◆ TASK ◆
From the forum exchange on SHA-1 hashes below, extract everything from "How widespread is" down to "any prospective attacker.", word for word.

◆ TEXT PASSAGE ◆
The download page provides SHA-1 hashes for the files that it offers. I'd like to suggest switching to a stronger hash that is not broken. For more information please refer to the Q&A on the linked website.

(2) By Ryan Smith (cuz) on 2020-07-26 16:14:08 in reply to 1 [link] [source]

I'd like to suggest switching to a stronger hash that is not broken.

Calling SHA1 "broken" are we? Please demonstrate.

Quoted from the linked Site:

  • This:

Who is capable of mounting this attack? This attack required over 9,223,372,036,854,775,808 SHA1 computations. This took the equivalent processing power as 6,500 years of single-CPU computations and 110 years of single-GPU computations.

  • and this:

How widespread is this? As far as we know our example collision is the first ever created.

  • and this:

Has this been abused in the wild? Not as far as we know.

110 CPU years... SQLite's release cycle alone will thwart any prospective attacker.

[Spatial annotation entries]
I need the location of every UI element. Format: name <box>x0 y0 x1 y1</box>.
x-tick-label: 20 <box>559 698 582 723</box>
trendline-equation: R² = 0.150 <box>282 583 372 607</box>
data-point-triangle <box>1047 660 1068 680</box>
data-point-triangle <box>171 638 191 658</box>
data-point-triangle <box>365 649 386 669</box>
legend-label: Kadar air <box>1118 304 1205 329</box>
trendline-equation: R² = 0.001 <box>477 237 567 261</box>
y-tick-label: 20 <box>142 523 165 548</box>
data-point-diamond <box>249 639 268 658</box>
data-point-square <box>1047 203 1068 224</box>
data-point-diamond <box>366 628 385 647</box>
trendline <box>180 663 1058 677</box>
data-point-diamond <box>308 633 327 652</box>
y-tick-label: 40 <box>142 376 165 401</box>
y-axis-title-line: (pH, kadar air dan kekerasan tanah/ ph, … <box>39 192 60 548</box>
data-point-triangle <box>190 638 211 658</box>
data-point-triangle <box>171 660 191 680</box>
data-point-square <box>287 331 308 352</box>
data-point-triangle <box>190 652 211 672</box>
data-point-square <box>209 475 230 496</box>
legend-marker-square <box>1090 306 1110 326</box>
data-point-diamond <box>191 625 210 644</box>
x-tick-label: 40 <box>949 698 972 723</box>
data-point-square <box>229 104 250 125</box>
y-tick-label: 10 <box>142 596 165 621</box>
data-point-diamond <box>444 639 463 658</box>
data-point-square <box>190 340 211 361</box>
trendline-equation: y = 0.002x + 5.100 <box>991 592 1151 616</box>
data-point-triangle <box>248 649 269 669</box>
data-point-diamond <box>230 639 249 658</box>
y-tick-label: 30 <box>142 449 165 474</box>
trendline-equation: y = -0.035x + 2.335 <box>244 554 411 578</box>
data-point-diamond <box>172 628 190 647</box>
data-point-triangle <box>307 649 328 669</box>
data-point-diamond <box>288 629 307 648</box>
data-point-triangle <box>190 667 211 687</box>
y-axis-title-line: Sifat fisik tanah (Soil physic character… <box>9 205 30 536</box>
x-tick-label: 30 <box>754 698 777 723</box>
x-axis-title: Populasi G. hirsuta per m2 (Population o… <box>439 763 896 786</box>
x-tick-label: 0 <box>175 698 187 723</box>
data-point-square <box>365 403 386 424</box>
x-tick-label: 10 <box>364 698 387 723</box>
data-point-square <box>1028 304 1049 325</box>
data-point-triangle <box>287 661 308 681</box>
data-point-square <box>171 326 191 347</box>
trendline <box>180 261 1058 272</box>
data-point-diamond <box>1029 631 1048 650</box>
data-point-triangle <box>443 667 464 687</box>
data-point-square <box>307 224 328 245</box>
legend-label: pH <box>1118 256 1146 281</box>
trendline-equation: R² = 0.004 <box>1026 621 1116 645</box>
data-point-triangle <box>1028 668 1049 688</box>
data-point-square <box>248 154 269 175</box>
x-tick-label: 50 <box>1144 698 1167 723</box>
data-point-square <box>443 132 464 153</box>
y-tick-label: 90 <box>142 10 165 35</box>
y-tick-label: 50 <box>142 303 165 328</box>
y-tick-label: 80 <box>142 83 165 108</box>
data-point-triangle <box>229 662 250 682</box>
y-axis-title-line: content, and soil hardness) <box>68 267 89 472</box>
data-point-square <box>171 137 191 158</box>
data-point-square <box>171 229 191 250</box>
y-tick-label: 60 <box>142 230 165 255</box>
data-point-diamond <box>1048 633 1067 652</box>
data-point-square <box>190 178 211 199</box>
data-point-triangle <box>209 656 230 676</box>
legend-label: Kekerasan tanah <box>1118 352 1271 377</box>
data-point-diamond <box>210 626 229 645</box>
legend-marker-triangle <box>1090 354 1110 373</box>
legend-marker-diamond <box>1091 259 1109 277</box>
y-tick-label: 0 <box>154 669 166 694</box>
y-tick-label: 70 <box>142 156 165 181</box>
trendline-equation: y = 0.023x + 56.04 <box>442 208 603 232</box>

◆ EXERCISE SOLUTION ◆
How widespread is this? As far as we know our example collision is the first ever created.

  • and this:

Has this been abused in the wild? Not as far as we know.

110 CPU years... SQLite's release cycle alone will thwart any prospective attacker.